• [Job]:
Return each line of the listing that contains the string "Renaissance".

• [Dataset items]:
********

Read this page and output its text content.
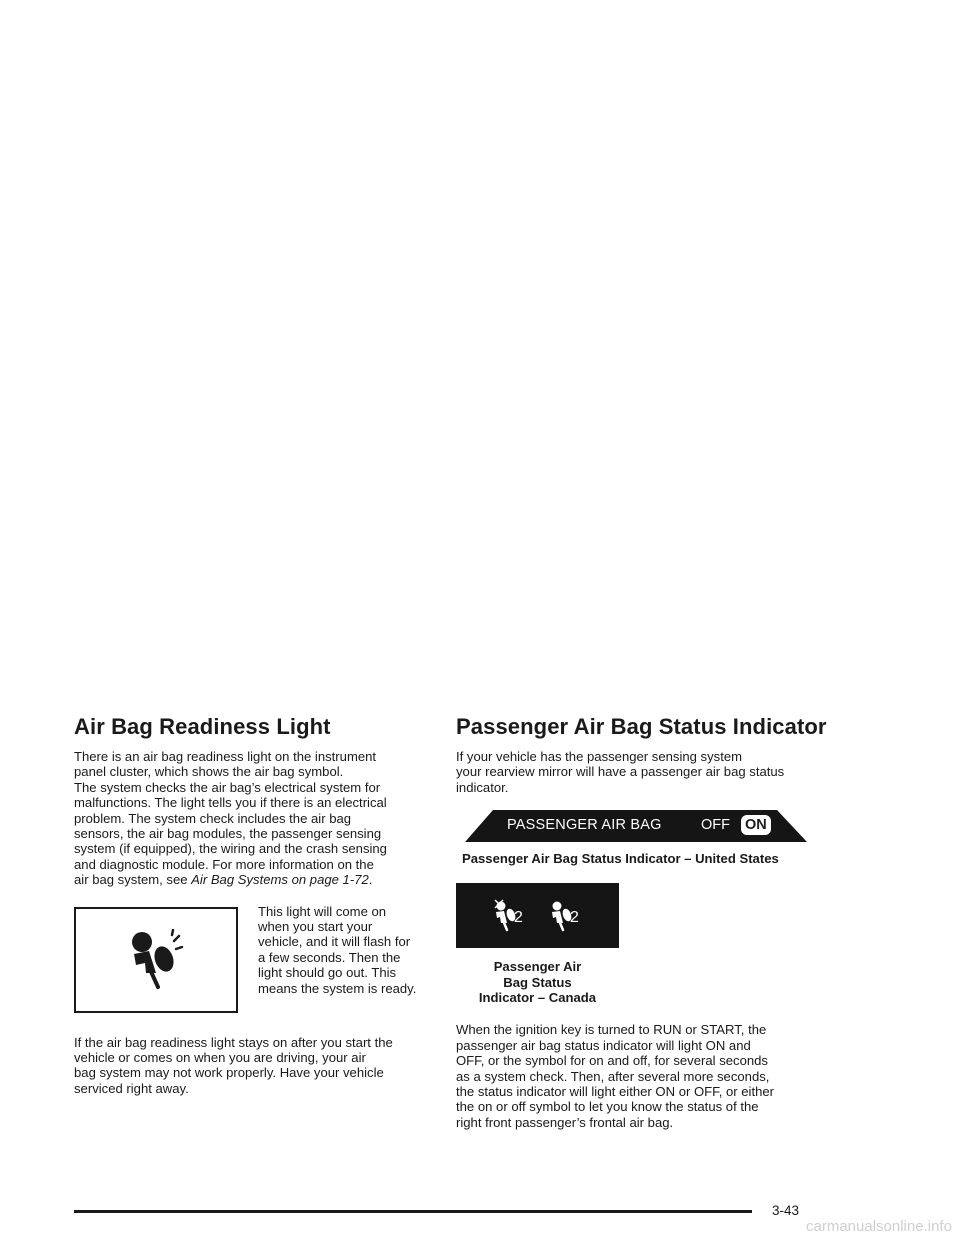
Air Bag Readiness Light

There is an air bag readiness light on the instrument
panel cluster, which shows the air bag symbol.
The system checks the air bag’s electrical system for
malfunctions. The light tells you if there is an electrical
problem. The system check includes the air bag
sensors, the air bag modules, the passenger sensing
system (if equipped), the wiring and the crash sensing
and diagnostic module. For more information on the
air bag system, see Air Bag Systems on page 1-72.

This light will come on
when you start your
vehicle, and it will flash for
a few seconds. Then the
light should go out. This
means the system is ready.

If the air bag readiness light stays on after you start the
vehicle or comes on when you are driving, your air
bag system may not work properly. Have your vehicle
serviced right away.

Passenger Air Bag Status Indicator

If your vehicle has the passenger sensing system
your rearview mirror will have a passenger air bag status
indicator.

PASSENGER AIR BAG	OFF ON
Passenger Air Bag Status Indicator – United States
2	2
Passenger Air
Bag Status
Indicator – Canada

When the ignition key is turned to RUN or START, the
passenger air bag status indicator will light ON and
OFF, or the symbol for on and off, for several seconds
as a system check. Then, after several more seconds,
the status indicator will light either ON or OFF, or either
the on or off symbol to let you know the status of the
right front passenger’s frontal air bag.

3-43
carmanualsonline.info
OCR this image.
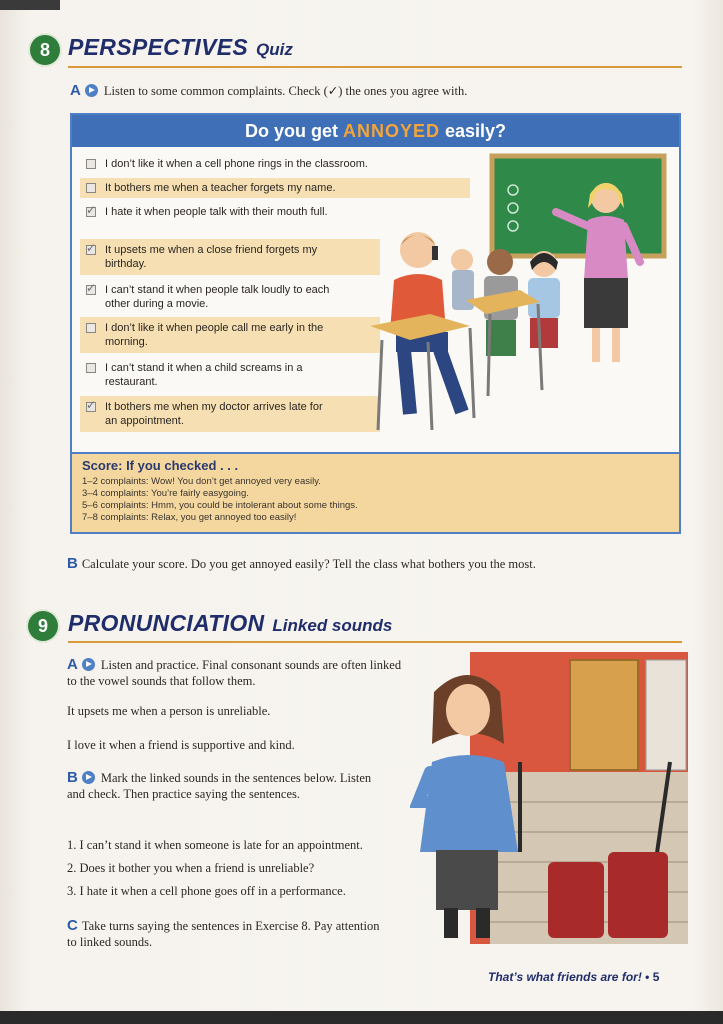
8 PERSPECTIVES Quiz
A Listen to some common complaints. Check (✓) the ones you agree with.
Do you get ANNOYED easily?
I don’t like it when a cell phone rings in the classroom.
It bothers me when a teacher forgets my name.
✓ I hate it when people talk with their mouth full.
✓ It upsets me when a close friend forgets my birthday.
✓ I can’t stand it when people talk loudly to each other during a movie.
I don’t like it when people call me early in the morning.
I can’t stand it when a child screams in a restaurant.
✓ It bothers me when my doctor arrives late for an appointment.
Score: If you checked . . .
1–2 complaints: Wow! You don’t get annoyed very easily.
3–4 complaints: You’re fairly easygoing.
5–6 complaints: Hmm, you could be intolerant about some things.
7–8 complaints: Relax, you get annoyed too easily!
B Calculate your score. Do you get annoyed easily? Tell the class what bothers you the most.
9 PRONUNCIATION Linked sounds
A Listen and practice. Final consonant sounds are often linked to the vowel sounds that follow them.
It upsets me when a person is unreliable.
I love it when a friend is supportive and kind.
B Mark the linked sounds in the sentences below. Listen and check. Then practice saying the sentences.
1. I can’t stand it when someone is late for an appointment.
2. Does it bother you when a friend is unreliable?
3. I hate it when a cell phone goes off in a performance.
C Take turns saying the sentences in Exercise 8. Pay attention to linked sounds.
That’s what friends are for! • 5
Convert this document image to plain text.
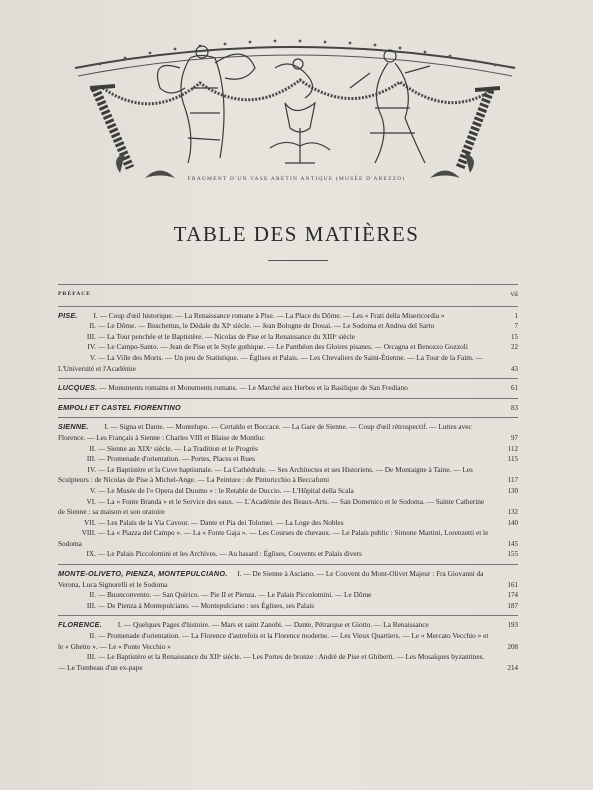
FRAGMENT D'UN VASE ARÉTIN ANTIQUE (MUSÉE D'AREZZO)
TABLE DES MATIÈRES
PRÉFACE	vii
PISE. I. — Coup d'œil historique. — La Renaissance romane à Pise. — La Place du Dôme. — Les « Frati della Misericordia »	1
II. — Le Dôme. — Buschettus, le Dédale du XIᵉ siècle. — Jean Bologne de Douai. — Le Sodoma et Andrea del Sarto	7
III. — La Tour penchée et le Baptistère. — Nicolas de Pise et la Renaissance du XIIIᵉ siècle	15
IV. — Le Campo-Santo. — Jean de Pise et le Style gothique. — Le Panthéon des Gloires pisanes. — Orcagna et Benozzo Gozzoli	22
V. — La Ville des Morts. — Un peu de Statistique. — Églises et Palais. — Les Chevaliers de Saint-Étienne. — La Tour de la Faim. — L'Université et l'Académie	43
LUCQUES. — Monuments romains et Monuments romans. — Le Marché aux Herbes et la Basilique de San Frediano	61
EMPOLI ET CASTEL FIORENTINO	83
SIENNE. I. — Signa et Dante. — Montelupo. — Certaldo et Boccace. — La Gare de Sienne. — Coup d'œil rétrospectif. — Luttes avec Florence. — Les Français à Sienne : Charles VIII et Blaise de Montluc	97
II. — Sienne au XIXᵉ siècle. — La Tradition et le Progrès	112
III. — Promenade d'orientation. — Portes, Places et Rues	115
IV. — Le Baptistère et la Cuve baptismale. — La Cathédrale. — Ses Architectes et ses Historiens. — De Montaigne à Taine. — Les Sculpteurs : de Nicolas de Pise à Michel-Ange. — La Peinture : de Pinturicchio à Beccafumi	117
V. — Le Musée de l'« Opera del Duomo » : le Retable de Duccio. — L'Hôpital della Scala	130
VI. — La « Fonte Branda » et le Service des eaux. — L'Académie des Beaux-Arts. — San Domenico et le Sodoma. — Sainte Catherine de Sienne : sa maison et son oratoire	132
VII. — Les Palais de la Via Cavour. — Dante et Pia dei Tolomei. — La Loge des Nobles	140
VIII. — La « Piazza del Campo ». — La « Fonte Gaja ». — Les Courses de chevaux. — Le Palais public : Simone Martini, Lorenzetti et le Sodoma	145
IX. — Le Palais Piccolomini et les Archives. — Au hasard : Églises, Couvents et Palais divers	155
MONTE-OLIVETO, PIENZA, MONTEPULCIANO. I. — De Sienne à Asciano. — Le Couvent du Mont-Olivet Majeur : Fra Giovanni da Verona, Luca Signorelli et le Sodoma	161
II. — Buonconvento. — San Quirico. — Pie II et Pienza. — Le Palais Piccolomini. — Le Dôme	174
III. — De Pienza à Montepulciano. — Montepulciano : ses Églises, ses Palais	187
FLORENCE. I. — Quelques Pages d'histoire. — Mars et saint Zanobi. — Dante, Pétrarque et Giotto. — La Renaissance	193
II. — Promenade d'orientation. — La Florence d'autrefois et la Florence moderne. — Les Vieux Quartiers. — Le « Mercato Vecchio » et le « Ghetto ». — Le « Ponte Vecchio »	208
III. — Le Baptistère et la Renaissance du XIIᵉ siècle. — Les Portes de bronze : André de Pise et Ghiberti. — Les Mosaïques byzantines. — Le Tombeau d'un ex-pape	214
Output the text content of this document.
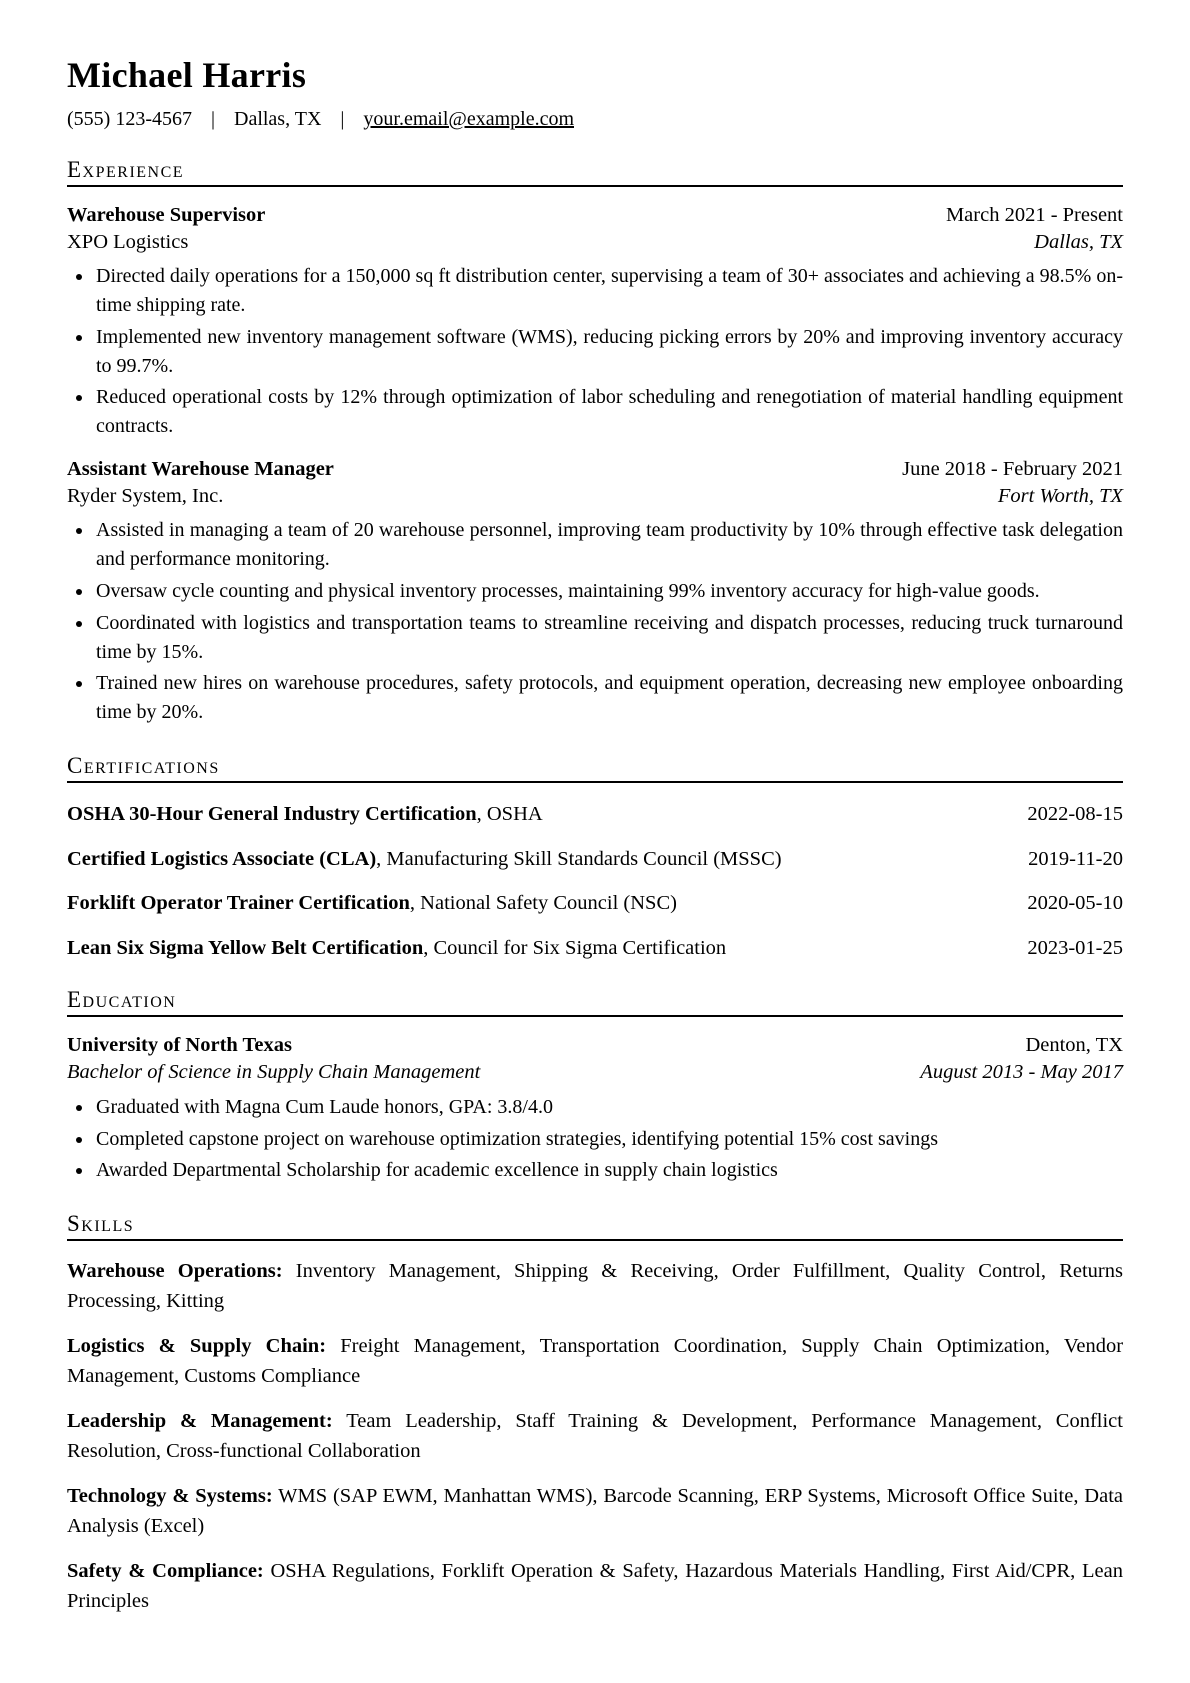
Michael Harris
(555) 123-4567 | Dallas, TX | your.email@example.com
Experience
Warehouse Supervisor	March 2021 - Present
XPO Logistics	Dallas, TX
• Directed daily operations for a 150,000 sq ft distribution center, supervising a team of 30+ associates and achieving a 98.5% on-time shipping rate.
• Implemented new inventory management software (WMS), reducing picking errors by 20% and improving inventory accuracy to 99.7%.
• Reduced operational costs by 12% through optimization of labor scheduling and renegotiation of material handling equipment contracts.
Assistant Warehouse Manager	June 2018 - February 2021
Ryder System, Inc.	Fort Worth, TX
• Assisted in managing a team of 20 warehouse personnel, improving team productivity by 10% through effective task delegation and performance monitoring.
• Oversaw cycle counting and physical inventory processes, maintaining 99% inventory accuracy for high-value goods.
• Coordinated with logistics and transportation teams to streamline receiving and dispatch processes, reducing truck turnaround time by 15%.
• Trained new hires on warehouse procedures, safety protocols, and equipment operation, decreasing new employee onboarding time by 20%.
Certifications
OSHA 30-Hour General Industry Certification, OSHA	2022-08-15
Certified Logistics Associate (CLA), Manufacturing Skill Standards Council (MSSC)	2019-11-20
Forklift Operator Trainer Certification, National Safety Council (NSC)	2020-05-10
Lean Six Sigma Yellow Belt Certification, Council for Six Sigma Certification	2023-01-25
Education
University of North Texas	Denton, TX
Bachelor of Science in Supply Chain Management	August 2013 - May 2017
• Graduated with Magna Cum Laude honors, GPA: 3.8/4.0
• Completed capstone project on warehouse optimization strategies, identifying potential 15% cost savings
• Awarded Departmental Scholarship for academic excellence in supply chain logistics
Skills

Warehouse Operations: Inventory Management, Shipping & Receiving, Order Fulfillment, Quality Control, Returns Processing, Kitting

Logistics & Supply Chain: Freight Management, Transportation Coordination, Supply Chain Optimization, Vendor Management, Customs Compliance

Leadership & Management: Team Leadership, Staff Training & Development, Performance Management, Conflict Resolution, Cross-functional Collaboration

Technology & Systems: WMS (SAP EWM, Manhattan WMS), Barcode Scanning, ERP Systems, Microsoft Office Suite, Data Analysis (Excel)

Safety & Compliance: OSHA Regulations, Forklift Operation & Safety, Hazardous Materials Handling, First Aid/CPR, Lean Principles
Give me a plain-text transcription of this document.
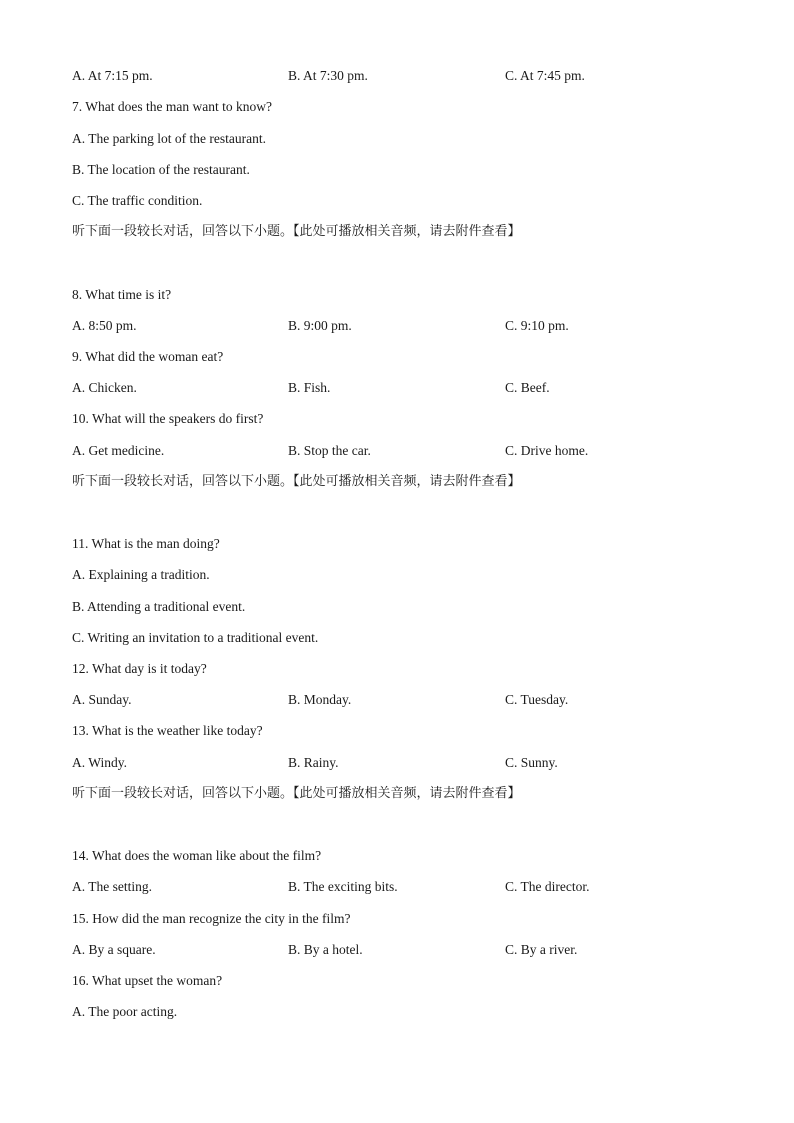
A. At 7:15 pm.	B. At 7:30 pm.	C. At 7:45 pm.
7. What does the man want to know?
A. The parking lot of the restaurant.
B. The location of the restaurant.
C. The traffic condition.
听下面一段较长对话，回答以下小题。【此处可播放相关音频，请去附件查看】
8. What time is it?
A. 8:50 pm.	B. 9:00 pm.	C. 9:10 pm.
9. What did the woman eat?
A. Chicken.	B. Fish.	C. Beef.
10. What will the speakers do first?
A. Get medicine.	B. Stop the car.	C. Drive home.
听下面一段较长对话，回答以下小题。【此处可播放相关音频，请去附件查看】
11. What is the man doing?
A. Explaining a tradition.
B. Attending a traditional event.
C. Writing an invitation to a traditional event.
12. What day is it today?
A. Sunday.	B. Monday.	C. Tuesday.
13. What is the weather like today?
A. Windy.	B. Rainy.	C. Sunny.
听下面一段较长对话，回答以下小题。【此处可播放相关音频，请去附件查看】
14. What does the woman like about the film?
A. The setting.	B. The exciting bits.	C. The director.
15. How did the man recognize the city in the film?
A. By a square.	B. By a hotel.	C. By a river.
16. What upset the woman?
A. The poor acting.
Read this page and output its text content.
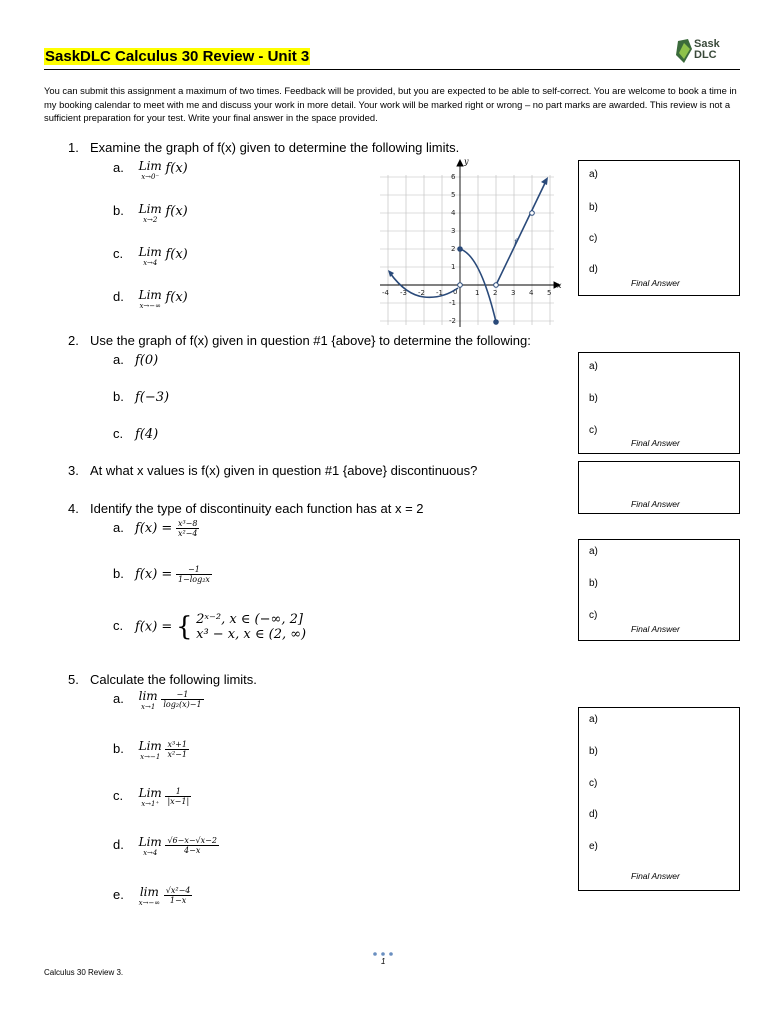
SaskDLC Calculus 30 Review - Unit 3
Sask
DLC
You can submit this assignment a maximum of two times. Feedback will be provided, but you are expected to be able to self-correct. You are welcome to book a time in my booking calendar to meet with me and discuss your work in more detail. Your work will be marked right or wrong – no part marks are awarded. This review is not a sufficient preparation for your test. Write your final answer in the space provided.
1. Examine the graph of f(x) given to determine the following limits.
a. Lim
x→0⁻
f(x)
b. Lim
x→2
f(x)
c. Lim
x→4
f(x)
d. Lim
x→−∞
f(x)
y
x
-4 -3 -2 -1 0	1 2 3 4 5
6
5
4
3
2
1
-1
-2
f
a)
b)
c)
d)
Final Answer
2. Use the graph of f(x) given in question #1 {above} to determine the following:
a. f(0)
b. f(−3)
c. f(4)
a)
b)
c)
Final Answer
3. At what x values is f(x) given in question #1 {above} discontinuous?
Final Answer
4. Identify the type of discontinuity each function has at x = 2
a. $f(x) = \frac{\text{x³−8}}{\text{x²−4}}$
b. $f(x) = \frac{-1}{\text{1−log₂x}}$
c. f(x) = { 2ˣ⁻², x ∈ (−∞, 2]
x³ − x, x ∈ (2, ∞)
a)
b)
c)
Final Answer
5. Calculate the following limits.
a. lim
x→1
$\frac{-1}{\text{log₂(x)−1}}$
b. Lim
x→−1
$\frac{\text{x³+1}}{\text{x²−1}}$
c. Lim
x→1⁺
$\frac{1}{|x-1|}$
d. Lim
x→4
	$\frac{√6-x-√x-2}{4-x}$
e. lim
x→−∞
$\frac{\text{√x²−4}}{1-x}$
a)
b)
c)
d)
e)
Final Answer
1
Calculus 30 Review 3.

********

• [Full solution]:
PISE. I. — Coup d'œil historique. — La Renaissance romane à Pise. — La Place du Dôme. — Les « Frati della Misericordia »	1
III. — La Tour penchée et le Baptistère. — Nicolas de Pise et la Renaissance du XIIIᵉ siècle	15
FLORENCE. I. — Quelques Pages d'histoire. — Mars et saint Zanobi. — Dante, Pétrarque et Giotto. — La Renaissance	193
III. — Le Baptistère et la Renaissance du XIIᵉ siècle. — Les Portes de bronze : André de Pise et Ghiberti. — Les Mosaïques byzantines. — Le Tombeau d'un ex-pape	214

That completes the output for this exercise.